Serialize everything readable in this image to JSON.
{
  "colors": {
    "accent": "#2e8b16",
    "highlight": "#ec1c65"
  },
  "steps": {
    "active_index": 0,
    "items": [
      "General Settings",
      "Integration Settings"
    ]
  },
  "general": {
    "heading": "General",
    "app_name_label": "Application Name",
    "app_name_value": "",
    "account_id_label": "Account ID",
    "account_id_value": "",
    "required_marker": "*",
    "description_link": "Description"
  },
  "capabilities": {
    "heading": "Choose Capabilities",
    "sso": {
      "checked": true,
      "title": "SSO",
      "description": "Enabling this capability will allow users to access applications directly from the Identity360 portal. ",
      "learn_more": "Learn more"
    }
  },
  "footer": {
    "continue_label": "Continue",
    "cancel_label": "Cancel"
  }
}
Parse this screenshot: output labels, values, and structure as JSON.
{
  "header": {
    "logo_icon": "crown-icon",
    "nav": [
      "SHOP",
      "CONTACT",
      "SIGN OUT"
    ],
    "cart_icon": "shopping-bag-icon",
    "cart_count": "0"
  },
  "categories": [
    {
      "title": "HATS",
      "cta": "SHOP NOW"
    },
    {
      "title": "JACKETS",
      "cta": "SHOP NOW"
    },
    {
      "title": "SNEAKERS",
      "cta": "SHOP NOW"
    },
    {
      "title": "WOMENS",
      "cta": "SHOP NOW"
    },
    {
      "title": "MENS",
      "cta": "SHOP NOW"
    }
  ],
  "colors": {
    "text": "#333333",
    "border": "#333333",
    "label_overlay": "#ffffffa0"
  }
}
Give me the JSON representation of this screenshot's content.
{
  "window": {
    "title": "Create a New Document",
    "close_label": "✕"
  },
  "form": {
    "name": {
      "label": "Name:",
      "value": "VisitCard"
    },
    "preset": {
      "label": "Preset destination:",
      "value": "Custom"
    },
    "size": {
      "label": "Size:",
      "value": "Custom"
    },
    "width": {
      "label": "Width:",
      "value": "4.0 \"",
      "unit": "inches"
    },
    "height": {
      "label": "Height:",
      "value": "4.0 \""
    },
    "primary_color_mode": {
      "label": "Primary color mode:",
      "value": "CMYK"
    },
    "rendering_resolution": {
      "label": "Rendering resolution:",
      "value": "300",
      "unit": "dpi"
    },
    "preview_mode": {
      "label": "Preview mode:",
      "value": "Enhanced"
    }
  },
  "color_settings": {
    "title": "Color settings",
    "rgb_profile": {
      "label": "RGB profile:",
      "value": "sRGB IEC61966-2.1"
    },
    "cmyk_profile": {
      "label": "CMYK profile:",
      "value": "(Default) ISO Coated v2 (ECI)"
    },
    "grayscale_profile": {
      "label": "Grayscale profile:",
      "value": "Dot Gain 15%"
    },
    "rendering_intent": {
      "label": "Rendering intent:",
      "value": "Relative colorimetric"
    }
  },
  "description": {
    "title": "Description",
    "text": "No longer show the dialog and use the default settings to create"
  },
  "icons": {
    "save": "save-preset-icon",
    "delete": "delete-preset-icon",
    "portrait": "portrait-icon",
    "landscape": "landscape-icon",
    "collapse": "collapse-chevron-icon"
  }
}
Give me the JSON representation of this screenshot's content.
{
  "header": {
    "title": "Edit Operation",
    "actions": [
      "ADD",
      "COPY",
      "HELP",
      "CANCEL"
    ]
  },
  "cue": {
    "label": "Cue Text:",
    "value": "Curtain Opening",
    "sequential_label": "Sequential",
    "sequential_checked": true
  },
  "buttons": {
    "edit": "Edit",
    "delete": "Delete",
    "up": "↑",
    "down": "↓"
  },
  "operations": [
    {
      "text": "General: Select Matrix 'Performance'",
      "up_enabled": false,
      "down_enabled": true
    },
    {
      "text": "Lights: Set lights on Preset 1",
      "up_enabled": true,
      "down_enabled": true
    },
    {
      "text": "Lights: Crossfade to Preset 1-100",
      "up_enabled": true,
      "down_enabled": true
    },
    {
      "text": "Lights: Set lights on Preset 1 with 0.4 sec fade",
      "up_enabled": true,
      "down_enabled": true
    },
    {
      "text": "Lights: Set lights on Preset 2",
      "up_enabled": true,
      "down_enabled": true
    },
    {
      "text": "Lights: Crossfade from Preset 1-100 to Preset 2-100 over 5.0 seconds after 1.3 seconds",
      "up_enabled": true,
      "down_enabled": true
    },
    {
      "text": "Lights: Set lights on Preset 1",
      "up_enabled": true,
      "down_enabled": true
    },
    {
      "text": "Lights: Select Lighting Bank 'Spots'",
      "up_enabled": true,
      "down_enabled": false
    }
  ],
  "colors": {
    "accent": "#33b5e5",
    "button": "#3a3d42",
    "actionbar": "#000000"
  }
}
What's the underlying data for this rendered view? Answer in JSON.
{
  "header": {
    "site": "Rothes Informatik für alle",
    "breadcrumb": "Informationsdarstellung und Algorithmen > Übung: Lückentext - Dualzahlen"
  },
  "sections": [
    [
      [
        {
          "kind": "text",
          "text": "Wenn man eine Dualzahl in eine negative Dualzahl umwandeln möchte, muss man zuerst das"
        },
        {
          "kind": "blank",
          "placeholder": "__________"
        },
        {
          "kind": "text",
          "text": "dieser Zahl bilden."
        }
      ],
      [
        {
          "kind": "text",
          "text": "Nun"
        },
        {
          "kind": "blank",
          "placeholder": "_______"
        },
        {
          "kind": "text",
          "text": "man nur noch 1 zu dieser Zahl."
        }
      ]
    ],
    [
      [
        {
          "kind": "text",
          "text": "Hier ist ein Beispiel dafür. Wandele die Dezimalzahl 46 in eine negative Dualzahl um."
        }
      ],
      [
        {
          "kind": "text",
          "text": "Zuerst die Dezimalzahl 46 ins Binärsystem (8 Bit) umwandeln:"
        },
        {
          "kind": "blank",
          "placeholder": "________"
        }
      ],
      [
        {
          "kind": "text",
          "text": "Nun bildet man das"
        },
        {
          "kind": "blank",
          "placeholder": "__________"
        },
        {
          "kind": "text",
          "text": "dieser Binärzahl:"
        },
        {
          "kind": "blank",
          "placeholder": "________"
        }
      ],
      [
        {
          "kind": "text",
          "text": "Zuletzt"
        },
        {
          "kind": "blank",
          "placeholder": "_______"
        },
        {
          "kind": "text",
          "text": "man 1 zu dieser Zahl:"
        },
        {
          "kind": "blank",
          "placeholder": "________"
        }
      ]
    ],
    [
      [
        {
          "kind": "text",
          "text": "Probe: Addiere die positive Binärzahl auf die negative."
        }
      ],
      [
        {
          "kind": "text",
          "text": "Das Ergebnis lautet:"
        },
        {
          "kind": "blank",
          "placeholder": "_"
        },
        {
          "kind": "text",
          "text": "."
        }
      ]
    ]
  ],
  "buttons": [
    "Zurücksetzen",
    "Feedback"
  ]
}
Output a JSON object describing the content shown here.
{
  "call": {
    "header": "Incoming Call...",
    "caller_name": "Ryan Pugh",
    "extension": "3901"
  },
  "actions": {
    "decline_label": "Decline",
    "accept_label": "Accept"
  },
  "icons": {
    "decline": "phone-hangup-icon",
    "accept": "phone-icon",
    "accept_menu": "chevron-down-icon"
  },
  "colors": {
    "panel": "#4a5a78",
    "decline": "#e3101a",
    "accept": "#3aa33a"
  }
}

|---|

Work through the listing above and report how many lines include the string "JSON", with no other text.

6